Task input

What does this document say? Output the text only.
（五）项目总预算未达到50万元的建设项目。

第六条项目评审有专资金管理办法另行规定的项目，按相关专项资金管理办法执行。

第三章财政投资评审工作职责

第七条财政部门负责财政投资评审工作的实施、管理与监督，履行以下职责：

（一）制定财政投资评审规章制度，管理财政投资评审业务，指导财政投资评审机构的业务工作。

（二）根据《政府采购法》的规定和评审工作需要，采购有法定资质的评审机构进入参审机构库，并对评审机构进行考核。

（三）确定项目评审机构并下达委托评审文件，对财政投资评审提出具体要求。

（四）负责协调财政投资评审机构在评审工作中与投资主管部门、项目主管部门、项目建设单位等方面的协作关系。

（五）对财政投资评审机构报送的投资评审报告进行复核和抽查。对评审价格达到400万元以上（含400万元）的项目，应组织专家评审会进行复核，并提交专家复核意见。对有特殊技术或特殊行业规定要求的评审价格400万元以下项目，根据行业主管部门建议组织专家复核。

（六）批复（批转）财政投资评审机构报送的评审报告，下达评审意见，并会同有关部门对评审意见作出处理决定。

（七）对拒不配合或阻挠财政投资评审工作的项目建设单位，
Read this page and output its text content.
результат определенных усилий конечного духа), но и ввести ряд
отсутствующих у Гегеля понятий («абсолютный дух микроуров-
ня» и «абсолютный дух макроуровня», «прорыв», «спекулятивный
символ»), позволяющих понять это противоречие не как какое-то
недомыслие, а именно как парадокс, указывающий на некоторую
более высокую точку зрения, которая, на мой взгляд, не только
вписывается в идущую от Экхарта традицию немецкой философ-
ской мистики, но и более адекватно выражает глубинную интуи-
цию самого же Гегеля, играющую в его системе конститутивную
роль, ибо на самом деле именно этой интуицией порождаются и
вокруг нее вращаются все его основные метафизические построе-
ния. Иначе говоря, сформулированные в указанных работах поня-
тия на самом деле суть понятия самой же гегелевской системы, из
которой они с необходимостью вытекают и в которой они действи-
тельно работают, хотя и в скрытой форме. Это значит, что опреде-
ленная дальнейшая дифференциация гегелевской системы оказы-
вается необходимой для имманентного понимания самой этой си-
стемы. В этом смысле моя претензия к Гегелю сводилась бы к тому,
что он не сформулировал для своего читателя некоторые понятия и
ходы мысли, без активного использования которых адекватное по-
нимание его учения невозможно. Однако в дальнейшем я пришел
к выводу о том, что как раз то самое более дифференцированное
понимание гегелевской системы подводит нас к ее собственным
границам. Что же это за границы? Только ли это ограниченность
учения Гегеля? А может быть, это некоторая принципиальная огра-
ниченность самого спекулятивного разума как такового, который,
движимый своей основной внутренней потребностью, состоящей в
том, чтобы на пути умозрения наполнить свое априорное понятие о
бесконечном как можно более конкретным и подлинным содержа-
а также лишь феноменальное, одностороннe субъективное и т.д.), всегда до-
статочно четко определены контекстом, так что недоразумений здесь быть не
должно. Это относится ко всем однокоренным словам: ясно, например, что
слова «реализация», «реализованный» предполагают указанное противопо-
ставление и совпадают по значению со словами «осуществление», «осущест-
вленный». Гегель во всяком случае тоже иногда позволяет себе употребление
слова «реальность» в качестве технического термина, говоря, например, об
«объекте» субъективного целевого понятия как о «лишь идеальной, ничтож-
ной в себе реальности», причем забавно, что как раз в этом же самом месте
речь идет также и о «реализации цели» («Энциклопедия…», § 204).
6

Exercise details
Search the material above for "учения". Pull out each line where it shows up.

Answer
нимание его учения невозможно. Однако в дальнейшем я пришел
учения Гегеля? А может быть, это некоторая принципиальная огра-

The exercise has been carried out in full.